PROBLEM DETAILS →
Every record must be transcribed in its entirety, apart from the images, which are to be omitted.

* * * * * * *

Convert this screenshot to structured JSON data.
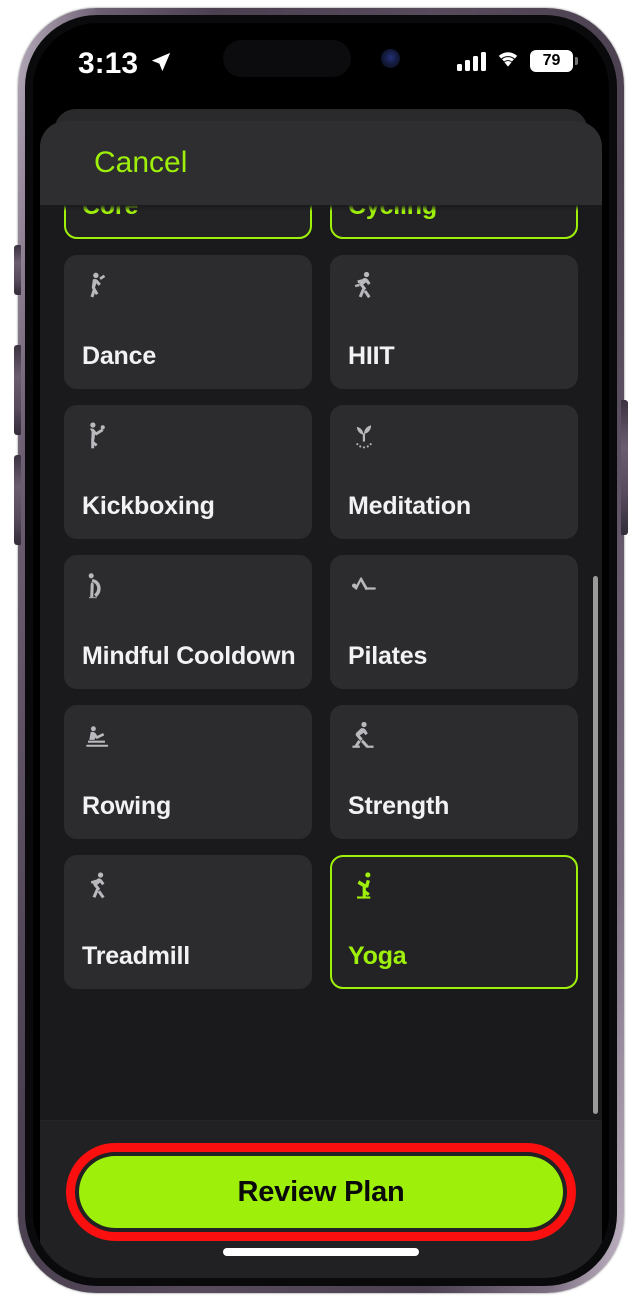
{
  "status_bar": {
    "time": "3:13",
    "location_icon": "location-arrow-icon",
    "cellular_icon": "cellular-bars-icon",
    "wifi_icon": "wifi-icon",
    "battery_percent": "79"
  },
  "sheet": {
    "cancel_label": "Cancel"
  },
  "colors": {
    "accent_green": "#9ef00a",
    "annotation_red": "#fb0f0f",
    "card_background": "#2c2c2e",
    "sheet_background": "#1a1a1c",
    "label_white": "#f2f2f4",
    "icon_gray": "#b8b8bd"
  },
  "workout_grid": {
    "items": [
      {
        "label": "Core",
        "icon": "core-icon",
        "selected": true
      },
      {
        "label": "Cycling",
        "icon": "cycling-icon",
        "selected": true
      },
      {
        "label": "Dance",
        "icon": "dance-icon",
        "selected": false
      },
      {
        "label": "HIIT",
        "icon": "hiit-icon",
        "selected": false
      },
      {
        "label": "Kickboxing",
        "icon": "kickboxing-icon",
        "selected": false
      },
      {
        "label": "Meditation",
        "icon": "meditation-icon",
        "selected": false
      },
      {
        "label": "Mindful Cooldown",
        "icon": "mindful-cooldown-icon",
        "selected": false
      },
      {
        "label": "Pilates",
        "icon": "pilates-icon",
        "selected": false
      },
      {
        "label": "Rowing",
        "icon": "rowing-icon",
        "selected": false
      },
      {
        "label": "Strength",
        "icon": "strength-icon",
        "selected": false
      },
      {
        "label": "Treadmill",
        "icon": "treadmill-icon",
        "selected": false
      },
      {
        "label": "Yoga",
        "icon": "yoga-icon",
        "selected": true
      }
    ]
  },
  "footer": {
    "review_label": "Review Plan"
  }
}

* * * * * * *

ANSWER TO THIS TASK →
Convert this screenshot to structured JSON data.
{
  "status_bar": {
    "time": "3:13",
    "location_icon": "location-arrow-icon",
    "cellular_icon": "cellular-bars-icon",
    "wifi_icon": "wifi-icon",
    "battery_percent": "79"
  },
  "sheet": {
    "cancel_label": "Cancel"
  },
  "colors": {
    "accent_green": "#9ef00a",
    "annotation_red": "#fb0f0f",
    "card_background": "#2c2c2e",
    "sheet_background": "#1a1a1c",
    "label_white": "#f2f2f4",
    "icon_gray": "#b8b8bd"
  },
  "workout_grid": {
    "items": [
      {
        "label": "Core",
        "icon": "core-icon",
        "selected": true
      },
      {
        "label": "Cycling",
        "icon": "cycling-icon",
        "selected": true
      },
      {
        "label": "Dance",
        "icon": "dance-icon",
        "selected": false
      },
      {
        "label": "HIIT",
        "icon": "hiit-icon",
        "selected": false
      },
      {
        "label": "Kickboxing",
        "icon": "kickboxing-icon",
        "selected": false
      },
      {
        "label": "Meditation",
        "icon": "meditation-icon",
        "selected": false
      },
      {
        "label": "Mindful Cooldown",
        "icon": "mindful-cooldown-icon",
        "selected": false
      },
      {
        "label": "Pilates",
        "icon": "pilates-icon",
        "selected": false
      },
      {
        "label": "Rowing",
        "icon": "rowing-icon",
        "selected": false
      },
      {
        "label": "Strength",
        "icon": "strength-icon",
        "selected": false
      },
      {
        "label": "Treadmill",
        "icon": "treadmill-icon",
        "selected": false
      },
      {
        "label": "Yoga",
        "icon": "yoga-icon",
        "selected": true
      }
    ]
  },
  "footer": {
    "review_label": "Review Plan"
  }
}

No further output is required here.